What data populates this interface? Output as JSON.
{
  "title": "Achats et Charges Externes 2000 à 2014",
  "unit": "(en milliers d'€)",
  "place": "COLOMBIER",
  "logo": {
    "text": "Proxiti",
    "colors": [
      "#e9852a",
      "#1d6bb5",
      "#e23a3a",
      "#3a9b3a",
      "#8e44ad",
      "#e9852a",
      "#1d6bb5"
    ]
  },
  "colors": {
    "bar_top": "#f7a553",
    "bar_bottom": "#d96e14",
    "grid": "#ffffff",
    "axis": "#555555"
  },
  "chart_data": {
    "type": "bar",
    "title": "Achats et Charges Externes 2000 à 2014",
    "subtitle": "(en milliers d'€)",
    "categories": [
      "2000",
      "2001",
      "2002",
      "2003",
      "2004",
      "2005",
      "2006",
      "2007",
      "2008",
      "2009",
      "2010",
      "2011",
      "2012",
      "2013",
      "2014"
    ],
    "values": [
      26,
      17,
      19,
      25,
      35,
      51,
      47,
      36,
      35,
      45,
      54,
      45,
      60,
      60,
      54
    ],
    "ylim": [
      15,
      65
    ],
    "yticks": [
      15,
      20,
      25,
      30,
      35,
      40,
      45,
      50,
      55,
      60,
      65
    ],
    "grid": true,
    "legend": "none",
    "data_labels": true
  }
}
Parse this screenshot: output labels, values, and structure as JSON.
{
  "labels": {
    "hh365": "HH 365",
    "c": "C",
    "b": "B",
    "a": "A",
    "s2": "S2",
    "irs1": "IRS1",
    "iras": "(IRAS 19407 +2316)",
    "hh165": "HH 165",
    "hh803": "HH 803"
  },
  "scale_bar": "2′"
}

----

→ **PROBLEM TO SOLVE**
Exactly repeat the lines from the line that contains "Parse this screenshot: output" to the end of the entries, both included, and leave out all other lines.

→ **CORRECT ANSWER**
Parse this screenshot: output labels, values, and structure as JSON.
{
  "labels": {
    "hh365": "HH 365",
    "c": "C",
    "b": "B",
    "a": "A",
    "s2": "S2",
    "irs1": "IRS1",
    "iras": "(IRAS 19407 +2316)",
    "hh165": "HH 165",
    "hh803": "HH 803"
  },
  "scale_bar": "2′"
}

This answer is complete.